## [Provided records]
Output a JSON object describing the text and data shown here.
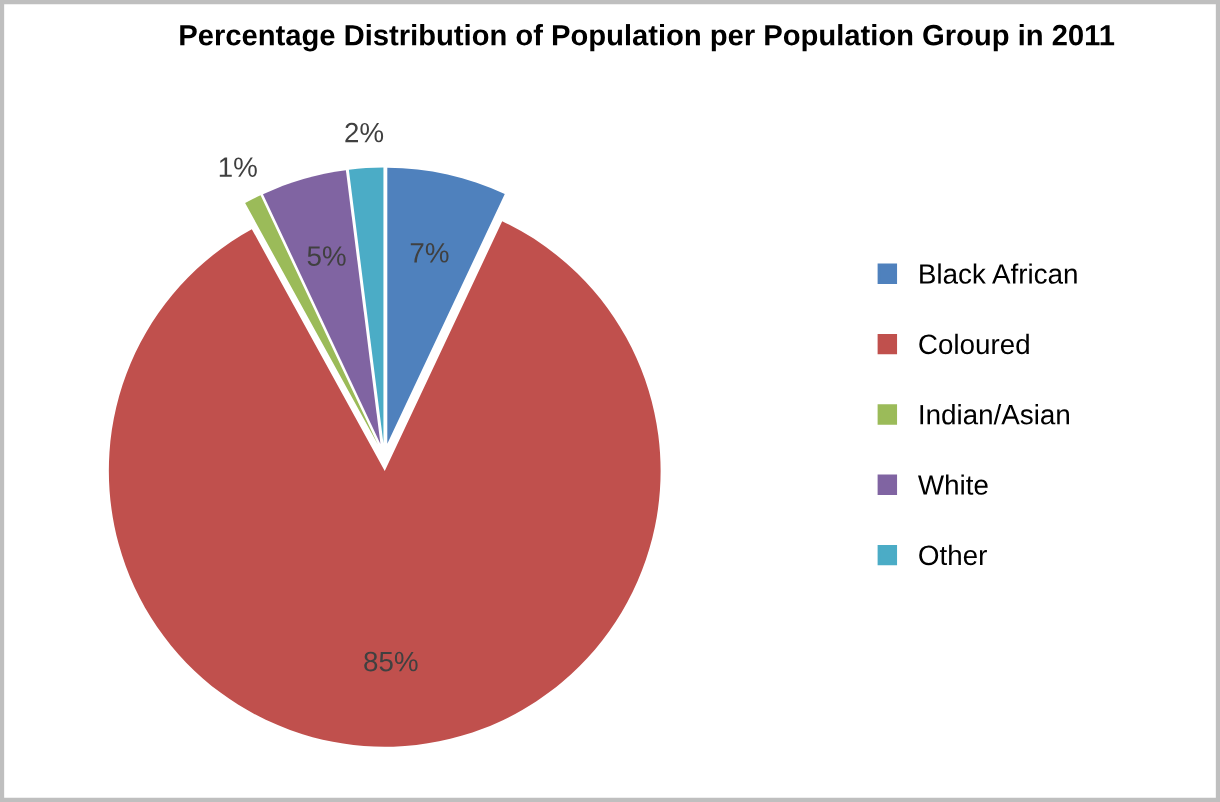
{
  "chart_data": {
    "type": "pie",
    "title": "Percentage Distribution of Population per Population Group in 2011",
    "categories": [
      "Black African",
      "Coloured",
      "Indian/Asian",
      "White",
      "Other"
    ],
    "values": [
      7,
      85,
      1,
      5,
      2
    ],
    "colors": [
      "#4f81bd",
      "#c0504d",
      "#9bbb59",
      "#8064a2",
      "#4bacc6"
    ],
    "value_labels": [
      "7%",
      "85%",
      "1%",
      "5%",
      "2%"
    ],
    "legend": "right"
  }
}
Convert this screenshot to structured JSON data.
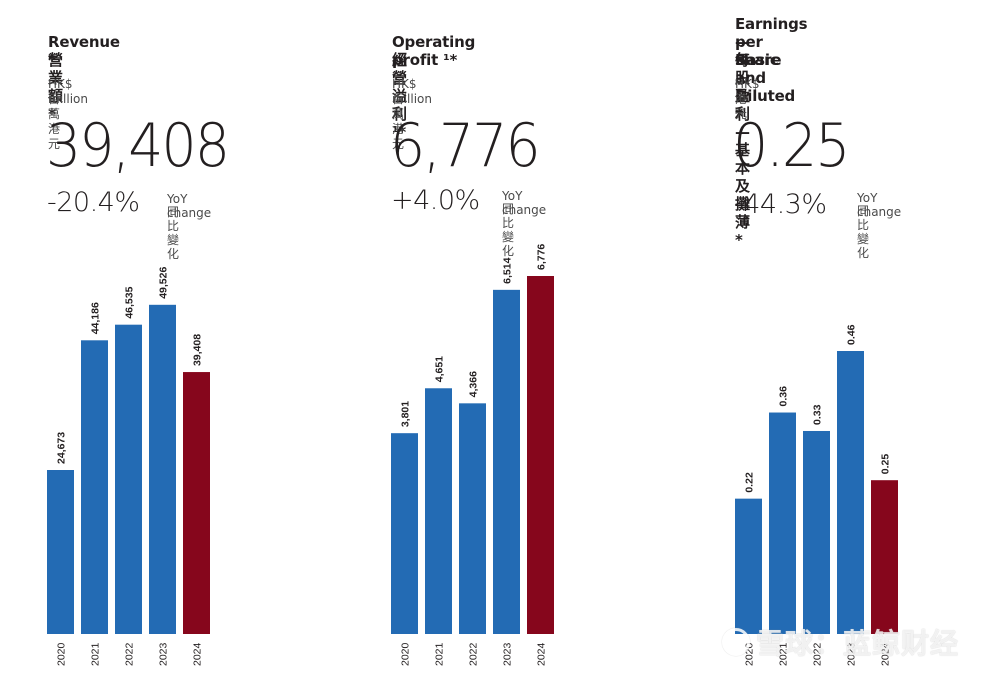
{
  "colors": {
    "bar": "#236bb4",
    "highlight": "#86061c",
    "label": "#231f20"
  },
  "panels": [
    {
      "title_en": "Revenue *",
      "title_zh": "營業額 *",
      "unit_en": "HK$ million",
      "unit_zh": "百萬港元",
      "value": "39,408",
      "change": "-20.4%",
      "yoy_en": "YoY change",
      "yoy_zh": "同比變化"
    },
    {
      "title_en": "Operating profit ¹*",
      "title_zh": "經營溢利 ¹*",
      "unit_en": "HK$ million",
      "unit_zh": "百萬港元",
      "value": "6,776",
      "change": "+4.0%",
      "yoy_en": "YoY change",
      "yoy_zh": "同比變化"
    },
    {
      "title_en": "Earnings per share",
      "title_en2": "— Basic and Diluted *",
      "title_zh": "每股盈利 — 基本及攤薄 *",
      "unit_en": "HK$",
      "unit_zh": "港元",
      "value": "0.25",
      "change": "-44.3%",
      "yoy_en": "YoY change",
      "yoy_zh": "同比變化"
    }
  ],
  "watermark": "雪球：蓝鲸财经",
  "chart_data": [
    {
      "type": "bar",
      "title": "Revenue * 營業額 *",
      "ylabel": "HK$ million 百萬港元",
      "categories": [
        "2020",
        "2021",
        "2022",
        "2023",
        "2024"
      ],
      "values": [
        24673,
        44186,
        46535,
        49526,
        39408
      ],
      "labels": [
        "24,673",
        "44,186",
        "46,535",
        "49,526",
        "39,408"
      ],
      "highlight_index": 4,
      "ylim": [
        0,
        60000
      ],
      "grid": false
    },
    {
      "type": "bar",
      "title": "Operating profit ¹* 經營溢利 ¹*",
      "ylabel": "HK$ million 百萬港元",
      "categories": [
        "2020",
        "2021",
        "2022",
        "2023",
        "2024"
      ],
      "values": [
        3801,
        4651,
        4366,
        6514,
        6776
      ],
      "labels": [
        "3,801",
        "4,651",
        "4,366",
        "6,514",
        "6,776"
      ],
      "highlight_index": 4,
      "ylim": [
        0,
        7300
      ],
      "grid": false
    },
    {
      "type": "bar",
      "title": "Earnings per share — Basic and Diluted * 每股盈利 — 基本及攤薄 *",
      "ylabel": "HK$ 港元",
      "categories": [
        "2020",
        "2021",
        "2022",
        "2023",
        "2024"
      ],
      "values": [
        0.22,
        0.36,
        0.33,
        0.46,
        0.25
      ],
      "labels": [
        "0.22",
        "0.36",
        "0.33",
        "0.46",
        "0.25"
      ],
      "highlight_index": 4,
      "ylim": [
        0,
        0.7
      ],
      "grid": false
    }
  ]
}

## [Your objective]
Copy out each line of the records where the string "Earnings" appears.

## [Exercise solution]
      "title_en": "Earnings per share",
      "title": "Earnings per share — Basic and Diluted * 每股盈利 — 基本及攤薄 *",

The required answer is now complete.